- Exercise description -
Convert the lines below into a Markdown table with the columns Row and Line, numbering each row and skipping blank lines. Leave the pictures out of the table.

- Listed records -
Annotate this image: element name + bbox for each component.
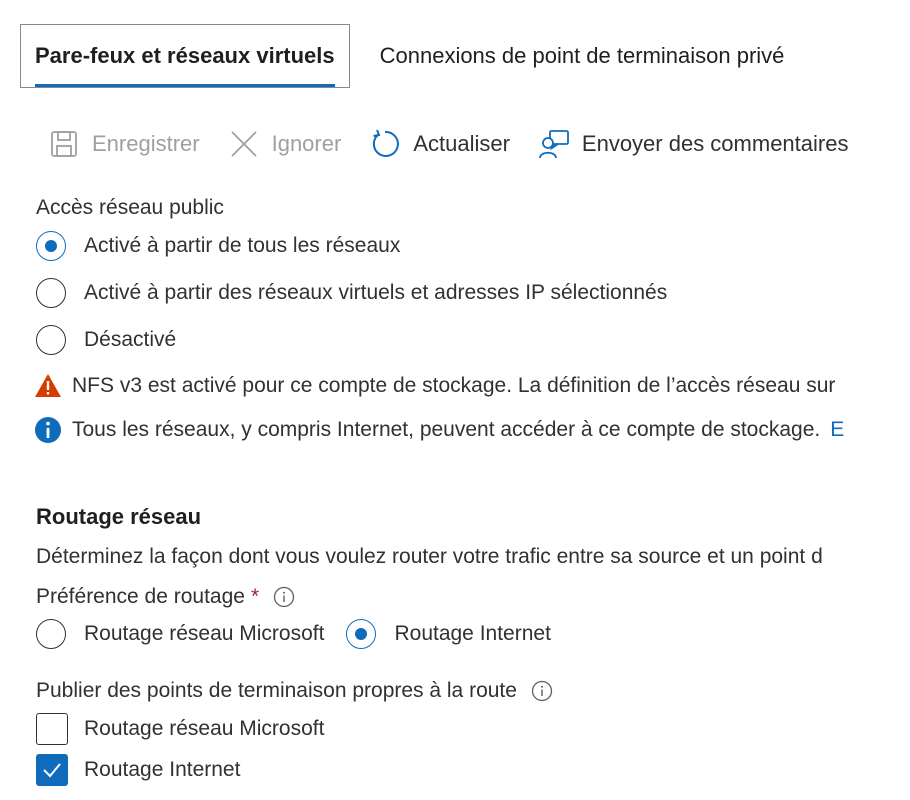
close-icon	[228, 128, 260, 160]
radio-button[interactable]	[36, 325, 66, 355]
info-icon	[34, 416, 62, 444]
required-marker: *	[250, 585, 260, 608]
tab-label: Connexions de point de terminaison privé	[379, 43, 785, 68]
routing-description: Déterminez la façon dont vous voulez rou…	[36, 545, 823, 568]
warning-message: NFS v3 est activé pour ce compte de stoc…	[34, 372, 835, 400]
publish-endpoints-text: Publier des points de terminaison propre…	[36, 679, 517, 702]
info-message: Tous les réseaux, y compris Internet, pe…	[34, 416, 844, 444]
tab-label: Pare-feux et réseaux virtuels	[35, 43, 335, 68]
checkbox[interactable]	[36, 713, 68, 745]
tab-private-endpoint-connections[interactable]: Connexions de point de terminaison privé	[350, 24, 799, 88]
warning-text: NFS v3 est activé pour ce compte de stoc…	[72, 374, 836, 397]
radio-all-networks[interactable]: Activé à partir de tous les réseaux	[36, 231, 400, 261]
tab-bar: Pare-feux et réseaux virtuels Connexions…	[20, 24, 798, 88]
radio-label: Activé à partir des réseaux virtuels et …	[84, 281, 668, 304]
radio-label: Routage Internet	[394, 622, 551, 645]
radio-disabled[interactable]: Désactivé	[36, 325, 176, 355]
radio-label: Routage réseau Microsoft	[84, 622, 325, 645]
warning-icon	[34, 372, 62, 400]
checkbox-label: Routage réseau Microsoft	[84, 717, 325, 740]
radio-label: Activé à partir de tous les réseaux	[84, 234, 401, 257]
info-link[interactable]: E	[830, 418, 844, 442]
discard-label: Ignorer	[271, 131, 342, 156]
routing-preference-label: Préférence de routage *	[36, 585, 295, 609]
tab-firewalls-virtual-networks[interactable]: Pare-feux et réseaux virtuels	[20, 24, 350, 88]
command-bar: Enregistrer Ignorer Actualiser Envoyer d…	[48, 124, 876, 164]
info-circle-icon[interactable]	[531, 680, 553, 702]
feedback-label: Envoyer des commentaires	[581, 131, 849, 156]
save-icon	[48, 128, 80, 160]
routing-preference-text: Préférence de routage	[36, 585, 245, 608]
refresh-label: Actualiser	[413, 131, 510, 156]
radio-button[interactable]	[36, 231, 66, 261]
refresh-icon	[369, 128, 401, 160]
radio-label: Désactivé	[84, 328, 177, 351]
refresh-button[interactable]: Actualiser	[369, 128, 510, 160]
checkmark-icon	[43, 763, 61, 778]
save-button[interactable]: Enregistrer	[48, 128, 200, 160]
feedback-icon	[538, 128, 570, 160]
radio-selected-networks[interactable]: Activé à partir des réseaux virtuels et …	[36, 278, 667, 308]
radio-internet-routing[interactable]: Routage Internet	[346, 619, 551, 649]
save-label: Enregistrer	[92, 131, 200, 156]
radio-microsoft-routing[interactable]: Routage réseau Microsoft	[36, 619, 324, 649]
checkbox-microsoft-routing[interactable]: Routage réseau Microsoft	[36, 713, 324, 745]
discard-button[interactable]: Ignorer	[228, 128, 342, 160]
radio-button[interactable]	[346, 619, 377, 649]
checkbox[interactable]	[36, 754, 68, 786]
radio-button[interactable]	[36, 619, 66, 649]
checkbox-internet-routing[interactable]: Routage Internet	[36, 754, 240, 786]
publish-endpoints-label: Publier des points de terminaison propre…	[36, 679, 553, 703]
radio-button[interactable]	[36, 278, 66, 308]
public-access-label: Accès réseau public	[36, 196, 224, 219]
routing-preference-group: Routage réseau Microsoft Routage Interne…	[36, 619, 573, 649]
info-circle-icon[interactable]	[273, 586, 295, 608]
checkbox-label: Routage Internet	[84, 758, 241, 781]
info-text: Tous les réseaux, y compris Internet, pe…	[72, 418, 821, 441]
feedback-button[interactable]: Envoyer des commentaires	[538, 128, 849, 160]
routing-title: Routage réseau	[36, 504, 202, 529]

- Written response -
| Row | Line |
|---|---|
| 1 | Annotate this image: element name + bbox for each component. |
| 2 | close-icon	[228, 128, 260, 160] |
| 3 | radio-button[interactable]	[36, 325, 66, 355] |
| 4 | info-icon	[34, 416, 62, 444] |
| 5 | required-marker: *	[250, 585, 260, 608] |
| 6 | tab-label: Connexions de point de terminaison privé	[379, 43, 785, 68] |
| 7 | routing-description: Déterminez la façon dont vous voulez rou…	[36, 545, 823, 568] |
| 8 | warning-message: NFS v3 est activé pour ce compte de stoc…	[34, 372, 835, 400] |
| 9 | publish-endpoints-text: Publier des points de terminaison propre…	[36, 679, 517, 702] |
| 10 | info-message: Tous les réseaux, y compris Internet, pe…	[34, 416, 844, 444] |
| 11 | tab-label: Pare-feux et réseaux virtuels	[35, 43, 335, 68] |
| 12 | checkbox[interactable]	[36, 713, 68, 745] |
| 13 | tab-private-endpoint-connections[interactable]: Connexions de point de terminaison privé	[350, 24, 799, 88] |
| 14 | warning-text: NFS v3 est activé pour ce compte de stoc…	[72, 374, 836, 397] |
| 15 | radio-all-networks[interactable]: Activé à partir de tous les réseaux	[36, 231, 400, 261] |
| 16 | tab-bar: Pare-feux et réseaux virtuels Connexions…	[20, 24, 798, 88] |
| 17 | radio-label: Activé à partir des réseaux virtuels et …	[84, 281, 668, 304] |
| 18 | radio-label: Routage Internet	[394, 622, 551, 645] |
| 19 | radio-disabled[interactable]: Désactivé	[36, 325, 176, 355] |
| 20 | radio-label: Routage réseau Microsoft	[84, 622, 325, 645] |
| 21 | warning-icon	[34, 372, 62, 400] |
| 22 | checkbox-label: Routage réseau Microsoft	[84, 717, 325, 740] |
| 23 | radio-label: Activé à partir de tous les réseaux	[84, 234, 401, 257] |
| 24 | info-link[interactable]: E	[830, 418, 844, 442] |
| 25 | discard-label: Ignorer	[271, 131, 342, 156] |
| 26 | routing-preference-label: Préférence de routage *	[36, 585, 295, 609] |
| 27 | tab-firewalls-virtual-networks[interactable]: Pare-feux et réseaux virtuels	[20, 24, 350, 88] |
| 28 | command-bar: Enregistrer Ignorer Actualiser Envoyer d…	[48, 124, 876, 164] |
| 29 | info-circle-icon[interactable]	[531, 680, 553, 702] |
| 30 | feedback-label: Envoyer des commentaires	[581, 131, 849, 156] |
| 31 | save-icon	[48, 128, 80, 160] |
| 32 | routing-preference-text: Préférence de routage	[36, 585, 245, 608] |
| 33 | refresh-label: Actualiser	[413, 131, 510, 156] |
| 34 | radio-button[interactable]	[36, 231, 66, 261] |
| 35 | refresh-icon	[369, 128, 401, 160] |
| 36 | radio-label: Désactivé	[84, 328, 177, 351] |
| 37 | refresh-button[interactable]: Actualiser	[369, 128, 510, 160] |
| 38 | checkmark-icon	[43, 763, 61, 778] |
| 39 | save-button[interactable]: Enregistrer	[48, 128, 200, 160] |
| 40 | feedback-icon	[538, 128, 570, 160] |
| 41 | radio-selected-networks[interactable]: Activé à partir des réseaux virtuels et …	[36, 278, 667, 308] |
| 42 | radio-internet-routing[interactable]: Routage Internet	[346, 619, 551, 649] |
| 43 | save-label: Enregistrer	[92, 131, 200, 156] |
| 44 | radio-microsoft-routing[interactable]: Routage réseau Microsoft	[36, 619, 324, 649] |
| 45 | checkbox-microsoft-routing[interactable]: Routage réseau Microsoft	[36, 713, 324, 745] |
| 46 | discard-button[interactable]: Ignorer	[228, 128, 342, 160] |
| 47 | radio-button[interactable]	[346, 619, 377, 649] |
| 48 | checkbox[interactable]	[36, 754, 68, 786] |
| 49 | radio-button[interactable]	[36, 619, 66, 649] |
| 50 | checkbox-internet-routing[interactable]: Routage Internet	[36, 754, 240, 786] |
| 51 | publish-endpoints-label: Publier des points de terminaison propre…	[36, 679, 553, 703] |
| 52 | radio-button[interactable]	[36, 278, 66, 308] |
| 53 | public-access-label: Accès réseau public	[36, 196, 224, 219] |
| 54 | routing-preference-group: Routage réseau Microsoft Routage Interne…	[36, 619, 573, 649] |
| 55 | info-circle-icon[interactable]	[273, 586, 295, 608] |
| 56 | checkbox-label: Routage Internet	[84, 758, 241, 781] |
| 57 | info-text: Tous les réseaux, y compris Internet, pe…	[72, 418, 821, 441] |
| 58 | feedback-button[interactable]: Envoyer des commentaires	[538, 128, 849, 160] |
| 59 | routing-title: Routage réseau	[36, 504, 202, 529] |